__Exercise materials__.

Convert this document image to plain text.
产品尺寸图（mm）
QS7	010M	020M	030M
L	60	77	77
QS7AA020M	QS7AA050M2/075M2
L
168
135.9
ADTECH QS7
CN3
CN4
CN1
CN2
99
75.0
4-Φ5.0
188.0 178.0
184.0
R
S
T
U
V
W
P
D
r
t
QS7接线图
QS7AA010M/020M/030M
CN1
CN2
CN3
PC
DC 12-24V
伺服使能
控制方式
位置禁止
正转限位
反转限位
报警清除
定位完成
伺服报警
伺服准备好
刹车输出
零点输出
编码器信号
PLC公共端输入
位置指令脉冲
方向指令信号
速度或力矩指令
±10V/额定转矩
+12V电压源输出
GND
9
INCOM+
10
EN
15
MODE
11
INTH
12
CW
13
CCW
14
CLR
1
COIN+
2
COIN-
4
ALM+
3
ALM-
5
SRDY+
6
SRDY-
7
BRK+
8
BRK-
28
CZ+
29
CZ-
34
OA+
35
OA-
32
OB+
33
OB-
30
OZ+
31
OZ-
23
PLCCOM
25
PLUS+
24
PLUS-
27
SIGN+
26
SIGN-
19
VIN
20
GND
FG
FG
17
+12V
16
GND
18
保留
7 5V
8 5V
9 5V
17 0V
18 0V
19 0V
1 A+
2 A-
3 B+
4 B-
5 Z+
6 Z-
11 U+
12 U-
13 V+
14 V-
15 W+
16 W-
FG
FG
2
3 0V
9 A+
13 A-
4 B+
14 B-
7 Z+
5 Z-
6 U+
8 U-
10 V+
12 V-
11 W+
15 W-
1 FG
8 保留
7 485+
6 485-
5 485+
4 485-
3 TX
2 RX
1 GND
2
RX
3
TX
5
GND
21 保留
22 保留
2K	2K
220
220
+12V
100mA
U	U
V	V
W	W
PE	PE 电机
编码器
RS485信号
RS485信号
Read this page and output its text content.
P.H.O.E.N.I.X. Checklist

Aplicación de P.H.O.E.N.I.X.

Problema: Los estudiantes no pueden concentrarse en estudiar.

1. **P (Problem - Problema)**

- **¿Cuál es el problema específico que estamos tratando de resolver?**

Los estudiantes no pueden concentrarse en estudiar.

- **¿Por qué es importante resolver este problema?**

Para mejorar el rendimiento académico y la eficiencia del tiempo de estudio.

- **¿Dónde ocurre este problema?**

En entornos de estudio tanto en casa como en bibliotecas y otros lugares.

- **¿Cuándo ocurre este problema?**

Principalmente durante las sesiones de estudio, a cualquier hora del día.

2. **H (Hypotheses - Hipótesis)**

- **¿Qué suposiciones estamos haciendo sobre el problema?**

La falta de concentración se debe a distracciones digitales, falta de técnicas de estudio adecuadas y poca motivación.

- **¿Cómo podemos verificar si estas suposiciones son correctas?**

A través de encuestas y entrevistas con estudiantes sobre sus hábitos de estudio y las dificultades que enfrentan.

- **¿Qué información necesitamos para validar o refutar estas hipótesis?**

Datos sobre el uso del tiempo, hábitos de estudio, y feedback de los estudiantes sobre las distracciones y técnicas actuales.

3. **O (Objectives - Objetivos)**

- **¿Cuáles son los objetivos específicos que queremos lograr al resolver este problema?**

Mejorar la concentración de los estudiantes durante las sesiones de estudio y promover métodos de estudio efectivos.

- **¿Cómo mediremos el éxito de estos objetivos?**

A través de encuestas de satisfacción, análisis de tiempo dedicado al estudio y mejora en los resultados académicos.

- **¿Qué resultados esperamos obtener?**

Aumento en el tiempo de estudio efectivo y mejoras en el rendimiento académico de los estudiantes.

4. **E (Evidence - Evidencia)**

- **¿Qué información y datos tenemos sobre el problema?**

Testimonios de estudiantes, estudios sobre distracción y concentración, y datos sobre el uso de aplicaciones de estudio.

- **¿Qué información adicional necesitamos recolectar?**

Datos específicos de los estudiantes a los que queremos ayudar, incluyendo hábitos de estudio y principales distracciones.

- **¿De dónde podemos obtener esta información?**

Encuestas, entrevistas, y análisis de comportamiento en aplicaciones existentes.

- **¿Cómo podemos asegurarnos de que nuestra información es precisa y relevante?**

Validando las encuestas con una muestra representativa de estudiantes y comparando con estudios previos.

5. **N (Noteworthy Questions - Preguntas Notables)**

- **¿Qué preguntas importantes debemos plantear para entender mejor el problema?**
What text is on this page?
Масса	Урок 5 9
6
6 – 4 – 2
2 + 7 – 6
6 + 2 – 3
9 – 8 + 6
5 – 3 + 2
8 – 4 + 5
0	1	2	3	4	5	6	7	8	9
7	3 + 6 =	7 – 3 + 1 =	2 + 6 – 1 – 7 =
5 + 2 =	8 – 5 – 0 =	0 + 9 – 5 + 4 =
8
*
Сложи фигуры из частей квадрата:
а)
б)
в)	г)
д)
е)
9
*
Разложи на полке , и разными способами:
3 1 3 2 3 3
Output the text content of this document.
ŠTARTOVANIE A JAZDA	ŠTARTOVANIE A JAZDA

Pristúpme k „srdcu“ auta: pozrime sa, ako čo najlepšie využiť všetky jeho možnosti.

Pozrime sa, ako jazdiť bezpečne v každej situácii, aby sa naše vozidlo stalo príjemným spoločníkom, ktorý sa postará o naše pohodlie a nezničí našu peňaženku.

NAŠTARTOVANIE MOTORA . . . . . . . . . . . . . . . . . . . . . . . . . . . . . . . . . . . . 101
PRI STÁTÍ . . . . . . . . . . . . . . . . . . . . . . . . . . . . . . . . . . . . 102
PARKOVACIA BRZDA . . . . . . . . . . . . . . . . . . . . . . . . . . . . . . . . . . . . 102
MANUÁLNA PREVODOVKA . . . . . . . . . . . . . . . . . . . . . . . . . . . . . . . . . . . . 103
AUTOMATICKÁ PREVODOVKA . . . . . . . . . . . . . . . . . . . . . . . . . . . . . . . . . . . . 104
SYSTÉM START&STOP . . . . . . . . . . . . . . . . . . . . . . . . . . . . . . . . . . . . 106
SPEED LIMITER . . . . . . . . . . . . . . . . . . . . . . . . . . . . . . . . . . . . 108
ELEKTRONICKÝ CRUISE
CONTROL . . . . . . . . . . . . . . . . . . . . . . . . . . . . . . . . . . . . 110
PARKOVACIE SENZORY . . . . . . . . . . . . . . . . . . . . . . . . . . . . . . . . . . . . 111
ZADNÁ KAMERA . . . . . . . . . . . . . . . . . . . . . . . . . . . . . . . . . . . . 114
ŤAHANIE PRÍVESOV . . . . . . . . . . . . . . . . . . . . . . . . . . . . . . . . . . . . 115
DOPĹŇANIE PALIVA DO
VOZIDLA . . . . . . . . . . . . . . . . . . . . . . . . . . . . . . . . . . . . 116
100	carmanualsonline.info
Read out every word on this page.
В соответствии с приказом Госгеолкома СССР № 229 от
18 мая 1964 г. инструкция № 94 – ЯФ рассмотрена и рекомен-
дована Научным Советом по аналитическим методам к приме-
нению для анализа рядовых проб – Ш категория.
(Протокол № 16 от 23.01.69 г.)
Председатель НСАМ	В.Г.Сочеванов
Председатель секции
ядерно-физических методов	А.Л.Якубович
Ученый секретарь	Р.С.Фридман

__Aim of the exercise__.
Exact copies of all the records are required.

__Exercise output__.
Convert this document image to plain text.
产品尺寸图（mm）
QS7	010M	020M	030M
L	60	77	77
QS7AA020M	QS7AA050M2/075M2
L
168
135.9
ADTECH QS7
CN3
CN4
CN1
CN2
99
75.0
4-Φ5.0
188.0 178.0
184.0
R
S
T
U
V
W
P
D
r
t
QS7接线图
QS7AA010M/020M/030M
CN1
CN2
CN3
PC
DC 12-24V
伺服使能
控制方式
位置禁止
正转限位
反转限位
报警清除
定位完成
伺服报警
伺服准备好
刹车输出
零点输出
编码器信号
PLC公共端输入
位置指令脉冲
方向指令信号
速度或力矩指令
±10V/额定转矩
+12V电压源输出
GND
9
INCOM+
10
EN
15
MODE
11
INTH
12
CW
13
CCW
14
CLR
1
COIN+
2
COIN-
4
ALM+
3
ALM-
5
SRDY+
6
SRDY-
7
BRK+
8
BRK-
28
CZ+
29
CZ-
34
OA+
35
OA-
32
OB+
33
OB-
30
OZ+
31
OZ-
23
PLCCOM
25
PLUS+
24
PLUS-
27
SIGN+
26
SIGN-
19
VIN
20
GND
FG
FG
17
+12V
16
GND
18
保留
7 5V
8 5V
9 5V
17 0V
18 0V
19 0V
1 A+
2 A-
3 B+
4 B-
5 Z+
6 Z-
11 U+
12 U-
13 V+
14 V-
15 W+
16 W-
FG
FG
2
3 0V
9 A+
13 A-
4 B+
14 B-
7 Z+
5 Z-
6 U+
8 U-
10 V+
12 V-
11 W+
15 W-
1 FG
8 保留
7 485+
6 485-
5 485+
4 485-
3 TX
2 RX
1 GND
2
RX
3
TX
5
GND
21 保留
22 保留
2K	2K
220
220
+12V
100mA
U	U
V	V
W	W
PE	PE 电机
编码器
RS485信号
RS485信号
Read this page and output its text content.
P.H.O.E.N.I.X. Checklist

Aplicación de P.H.O.E.N.I.X.

Problema: Los estudiantes no pueden concentrarse en estudiar.

1. **P (Problem - Problema)**

- **¿Cuál es el problema específico que estamos tratando de resolver?**

Los estudiantes no pueden concentrarse en estudiar.

- **¿Por qué es importante resolver este problema?**

Para mejorar el rendimiento académico y la eficiencia del tiempo de estudio.

- **¿Dónde ocurre este problema?**

En entornos de estudio tanto en casa como en bibliotecas y otros lugares.

- **¿Cuándo ocurre este problema?**

Principalmente durante las sesiones de estudio, a cualquier hora del día.

2. **H (Hypotheses - Hipótesis)**

- **¿Qué suposiciones estamos haciendo sobre el problema?**

La falta de concentración se debe a distracciones digitales, falta de técnicas de estudio adecuadas y poca motivación.

- **¿Cómo podemos verificar si estas suposiciones son correctas?**

A través de encuestas y entrevistas con estudiantes sobre sus hábitos de estudio y las dificultades que enfrentan.

- **¿Qué información necesitamos para validar o refutar estas hipótesis?**

Datos sobre el uso del tiempo, hábitos de estudio, y feedback de los estudiantes sobre las distracciones y técnicas actuales.

3. **O (Objectives - Objetivos)**

- **¿Cuáles son los objetivos específicos que queremos lograr al resolver este problema?**

Mejorar la concentración de los estudiantes durante las sesiones de estudio y promover métodos de estudio efectivos.

- **¿Cómo mediremos el éxito de estos objetivos?**

A través de encuestas de satisfacción, análisis de tiempo dedicado al estudio y mejora en los resultados académicos.

- **¿Qué resultados esperamos obtener?**

Aumento en el tiempo de estudio efectivo y mejoras en el rendimiento académico de los estudiantes.

4. **E (Evidence - Evidencia)**

- **¿Qué información y datos tenemos sobre el problema?**

Testimonios de estudiantes, estudios sobre distracción y concentración, y datos sobre el uso de aplicaciones de estudio.

- **¿Qué información adicional necesitamos recolectar?**

Datos específicos de los estudiantes a los que queremos ayudar, incluyendo hábitos de estudio y principales distracciones.

- **¿De dónde podemos obtener esta información?**

Encuestas, entrevistas, y análisis de comportamiento en aplicaciones existentes.

- **¿Cómo podemos asegurarnos de que nuestra información es precisa y relevante?**

Validando las encuestas con una muestra representativa de estudiantes y comparando con estudios previos.

5. **N (Noteworthy Questions - Preguntas Notables)**

- **¿Qué preguntas importantes debemos plantear para entender mejor el problema?**
What text is on this page?
Масса	Урок 5 9
6
6 – 4 – 2
2 + 7 – 6
6 + 2 – 3
9 – 8 + 6
5 – 3 + 2
8 – 4 + 5
0	1	2	3	4	5	6	7	8	9
7	3 + 6 =	7 – 3 + 1 =	2 + 6 – 1 – 7 =
5 + 2 =	8 – 5 – 0 =	0 + 9 – 5 + 4 =
8
*
Сложи фигуры из частей квадрата:
а)
б)
в)	г)
д)
е)
9
*
Разложи на полке , и разными способами:
3 1 3 2 3 3
Output the text content of this document.
ŠTARTOVANIE A JAZDA	ŠTARTOVANIE A JAZDA

Pristúpme k „srdcu“ auta: pozrime sa, ako čo najlepšie využiť všetky jeho možnosti.

Pozrime sa, ako jazdiť bezpečne v každej situácii, aby sa naše vozidlo stalo príjemným spoločníkom, ktorý sa postará o naše pohodlie a nezničí našu peňaženku.

NAŠTARTOVANIE MOTORA . . . . . . . . . . . . . . . . . . . . . . . . . . . . . . . . . . . . 101
PRI STÁTÍ . . . . . . . . . . . . . . . . . . . . . . . . . . . . . . . . . . . . 102
PARKOVACIA BRZDA . . . . . . . . . . . . . . . . . . . . . . . . . . . . . . . . . . . . 102
MANUÁLNA PREVODOVKA . . . . . . . . . . . . . . . . . . . . . . . . . . . . . . . . . . . . 103
AUTOMATICKÁ PREVODOVKA . . . . . . . . . . . . . . . . . . . . . . . . . . . . . . . . . . . . 104
SYSTÉM START&STOP . . . . . . . . . . . . . . . . . . . . . . . . . . . . . . . . . . . . 106
SPEED LIMITER . . . . . . . . . . . . . . . . . . . . . . . . . . . . . . . . . . . . 108
ELEKTRONICKÝ CRUISE
CONTROL . . . . . . . . . . . . . . . . . . . . . . . . . . . . . . . . . . . . 110
PARKOVACIE SENZORY . . . . . . . . . . . . . . . . . . . . . . . . . . . . . . . . . . . . 111
ZADNÁ KAMERA . . . . . . . . . . . . . . . . . . . . . . . . . . . . . . . . . . . . 114
ŤAHANIE PRÍVESOV . . . . . . . . . . . . . . . . . . . . . . . . . . . . . . . . . . . . 115
DOPĹŇANIE PALIVA DO
VOZIDLA . . . . . . . . . . . . . . . . . . . . . . . . . . . . . . . . . . . . 116
100	carmanualsonline.info
Read out every word on this page.
В соответствии с приказом Госгеолкома СССР № 229 от
18 мая 1964 г. инструкция № 94 – ЯФ рассмотрена и рекомен-
дована Научным Советом по аналитическим методам к приме-
нению для анализа рядовых проб – Ш категория.
(Протокол № 16 от 23.01.69 г.)
Председатель НСАМ	В.Г.Сочеванов
Председатель секции
ядерно-физических методов	А.Л.Якубович
Ученый секретарь	Р.С.Фридман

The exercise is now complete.